Input rows:

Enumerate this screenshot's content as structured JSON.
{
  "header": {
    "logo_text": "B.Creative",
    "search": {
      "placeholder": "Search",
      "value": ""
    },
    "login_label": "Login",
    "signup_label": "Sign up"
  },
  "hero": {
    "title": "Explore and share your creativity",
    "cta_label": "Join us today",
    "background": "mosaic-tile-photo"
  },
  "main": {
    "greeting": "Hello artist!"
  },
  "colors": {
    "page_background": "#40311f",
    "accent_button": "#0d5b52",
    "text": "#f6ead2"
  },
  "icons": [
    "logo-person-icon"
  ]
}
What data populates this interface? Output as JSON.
---
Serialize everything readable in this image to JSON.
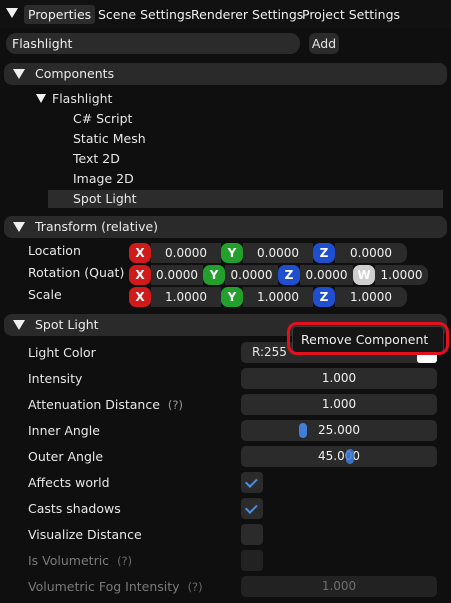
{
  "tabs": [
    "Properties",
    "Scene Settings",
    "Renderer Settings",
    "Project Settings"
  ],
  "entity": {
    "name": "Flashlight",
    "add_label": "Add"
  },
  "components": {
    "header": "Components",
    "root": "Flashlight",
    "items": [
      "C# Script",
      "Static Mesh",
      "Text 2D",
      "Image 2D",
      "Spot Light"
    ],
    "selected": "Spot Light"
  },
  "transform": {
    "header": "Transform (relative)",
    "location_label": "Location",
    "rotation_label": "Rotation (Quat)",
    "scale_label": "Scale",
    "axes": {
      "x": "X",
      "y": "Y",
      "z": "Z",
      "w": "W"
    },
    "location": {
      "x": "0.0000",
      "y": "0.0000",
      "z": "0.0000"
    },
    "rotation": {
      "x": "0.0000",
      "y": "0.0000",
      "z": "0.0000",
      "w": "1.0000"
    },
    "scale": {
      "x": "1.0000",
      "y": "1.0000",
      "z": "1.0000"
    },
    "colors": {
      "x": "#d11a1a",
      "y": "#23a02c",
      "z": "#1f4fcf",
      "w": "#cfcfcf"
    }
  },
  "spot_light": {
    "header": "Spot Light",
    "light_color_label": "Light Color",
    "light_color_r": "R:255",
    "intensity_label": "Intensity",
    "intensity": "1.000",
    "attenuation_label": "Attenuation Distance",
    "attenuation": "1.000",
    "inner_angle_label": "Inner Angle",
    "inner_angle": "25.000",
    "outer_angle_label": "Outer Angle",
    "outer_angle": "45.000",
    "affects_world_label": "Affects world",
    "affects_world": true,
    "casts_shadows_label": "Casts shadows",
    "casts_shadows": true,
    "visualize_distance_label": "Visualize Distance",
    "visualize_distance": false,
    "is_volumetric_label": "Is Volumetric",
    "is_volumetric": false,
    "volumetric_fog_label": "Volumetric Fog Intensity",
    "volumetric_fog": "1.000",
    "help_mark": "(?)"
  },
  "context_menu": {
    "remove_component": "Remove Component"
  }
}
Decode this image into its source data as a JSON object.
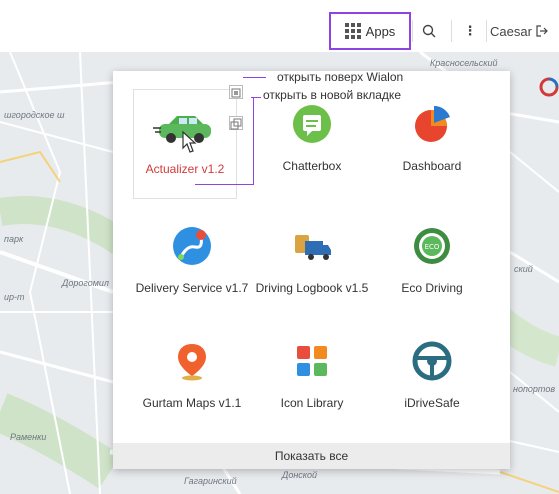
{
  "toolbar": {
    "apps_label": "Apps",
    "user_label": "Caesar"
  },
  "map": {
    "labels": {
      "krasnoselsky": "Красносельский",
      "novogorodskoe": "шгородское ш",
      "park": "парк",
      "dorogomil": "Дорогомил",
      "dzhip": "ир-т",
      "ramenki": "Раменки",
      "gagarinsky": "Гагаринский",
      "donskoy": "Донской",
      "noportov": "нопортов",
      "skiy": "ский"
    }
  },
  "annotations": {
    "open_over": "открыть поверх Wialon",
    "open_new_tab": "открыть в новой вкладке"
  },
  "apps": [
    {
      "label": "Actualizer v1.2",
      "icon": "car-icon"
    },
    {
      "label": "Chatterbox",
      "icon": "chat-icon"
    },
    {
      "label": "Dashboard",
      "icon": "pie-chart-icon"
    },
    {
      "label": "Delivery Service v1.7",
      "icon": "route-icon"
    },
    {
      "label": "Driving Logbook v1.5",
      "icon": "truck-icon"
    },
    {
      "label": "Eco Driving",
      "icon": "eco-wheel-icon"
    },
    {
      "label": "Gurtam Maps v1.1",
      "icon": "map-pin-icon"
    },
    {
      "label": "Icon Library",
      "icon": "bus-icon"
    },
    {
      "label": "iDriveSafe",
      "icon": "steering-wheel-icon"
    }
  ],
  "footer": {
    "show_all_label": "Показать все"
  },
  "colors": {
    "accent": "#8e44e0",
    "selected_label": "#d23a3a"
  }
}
---
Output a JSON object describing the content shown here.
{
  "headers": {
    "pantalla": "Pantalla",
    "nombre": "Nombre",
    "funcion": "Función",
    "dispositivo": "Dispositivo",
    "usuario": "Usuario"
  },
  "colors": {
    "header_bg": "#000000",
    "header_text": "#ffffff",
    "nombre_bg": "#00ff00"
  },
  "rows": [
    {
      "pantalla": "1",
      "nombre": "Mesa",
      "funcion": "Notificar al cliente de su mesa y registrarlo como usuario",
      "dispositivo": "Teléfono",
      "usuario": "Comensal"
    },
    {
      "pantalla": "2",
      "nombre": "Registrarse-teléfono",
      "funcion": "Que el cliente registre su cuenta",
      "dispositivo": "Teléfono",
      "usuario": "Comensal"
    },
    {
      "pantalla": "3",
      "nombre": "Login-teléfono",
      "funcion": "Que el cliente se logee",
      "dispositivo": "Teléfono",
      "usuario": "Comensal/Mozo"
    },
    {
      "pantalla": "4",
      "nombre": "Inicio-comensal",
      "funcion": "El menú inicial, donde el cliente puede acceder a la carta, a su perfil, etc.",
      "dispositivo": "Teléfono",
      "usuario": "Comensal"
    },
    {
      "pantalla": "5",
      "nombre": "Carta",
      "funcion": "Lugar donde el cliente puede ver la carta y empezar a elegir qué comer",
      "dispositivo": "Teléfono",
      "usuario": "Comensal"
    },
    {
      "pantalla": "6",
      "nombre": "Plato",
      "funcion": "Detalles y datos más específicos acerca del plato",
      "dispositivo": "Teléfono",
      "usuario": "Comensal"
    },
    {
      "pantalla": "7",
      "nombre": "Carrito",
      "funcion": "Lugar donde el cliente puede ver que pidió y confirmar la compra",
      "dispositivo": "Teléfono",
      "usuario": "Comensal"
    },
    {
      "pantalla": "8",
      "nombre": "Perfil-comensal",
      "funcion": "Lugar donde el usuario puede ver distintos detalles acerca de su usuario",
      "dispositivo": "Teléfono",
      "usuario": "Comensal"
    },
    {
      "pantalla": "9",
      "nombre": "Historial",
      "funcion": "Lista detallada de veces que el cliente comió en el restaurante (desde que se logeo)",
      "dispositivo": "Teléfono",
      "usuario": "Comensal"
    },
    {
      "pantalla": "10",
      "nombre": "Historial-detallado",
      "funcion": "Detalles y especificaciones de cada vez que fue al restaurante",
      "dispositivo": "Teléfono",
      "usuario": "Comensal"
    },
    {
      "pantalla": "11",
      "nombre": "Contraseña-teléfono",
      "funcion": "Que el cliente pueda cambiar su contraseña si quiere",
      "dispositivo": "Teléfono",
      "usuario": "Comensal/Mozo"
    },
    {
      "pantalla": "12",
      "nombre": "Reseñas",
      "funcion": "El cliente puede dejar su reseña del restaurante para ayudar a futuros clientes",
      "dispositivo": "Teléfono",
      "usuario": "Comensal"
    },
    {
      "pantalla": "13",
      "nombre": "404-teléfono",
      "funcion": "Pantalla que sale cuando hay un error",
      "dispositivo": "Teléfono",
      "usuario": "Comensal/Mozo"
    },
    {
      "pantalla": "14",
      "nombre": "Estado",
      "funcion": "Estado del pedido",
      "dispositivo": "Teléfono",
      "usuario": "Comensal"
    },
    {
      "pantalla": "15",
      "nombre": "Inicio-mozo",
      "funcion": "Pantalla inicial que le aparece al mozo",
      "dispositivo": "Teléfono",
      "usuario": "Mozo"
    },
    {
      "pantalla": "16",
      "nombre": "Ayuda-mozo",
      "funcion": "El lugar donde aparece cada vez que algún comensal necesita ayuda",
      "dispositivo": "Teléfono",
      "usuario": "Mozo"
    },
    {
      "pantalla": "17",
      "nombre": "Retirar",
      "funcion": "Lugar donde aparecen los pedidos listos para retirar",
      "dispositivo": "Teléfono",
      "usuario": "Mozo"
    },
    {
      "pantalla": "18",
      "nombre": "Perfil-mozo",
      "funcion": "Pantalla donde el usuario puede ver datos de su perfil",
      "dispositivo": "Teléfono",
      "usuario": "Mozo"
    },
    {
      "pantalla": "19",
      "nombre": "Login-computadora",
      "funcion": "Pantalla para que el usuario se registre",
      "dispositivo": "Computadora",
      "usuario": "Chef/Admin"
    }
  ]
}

Exercise details:
Nothing beyond the required lines should be retyped: start with the line that contains "Enumerate this screenshot's" and finish with the line that contains "What data populates".

Task output:
Enumerate this screenshot's content as structured JSON.
{
  "header": {
    "logo_text": "B.Creative",
    "search": {
      "placeholder": "Search",
      "value": ""
    },
    "login_label": "Login",
    "signup_label": "Sign up"
  },
  "hero": {
    "title": "Explore and share your creativity",
    "cta_label": "Join us today",
    "background": "mosaic-tile-photo"
  },
  "main": {
    "greeting": "Hello artist!"
  },
  "colors": {
    "page_background": "#40311f",
    "accent_button": "#0d5b52",
    "text": "#f6ead2"
  },
  "icons": [
    "logo-person-icon"
  ]
}
What data populates this interface? Output as JSON.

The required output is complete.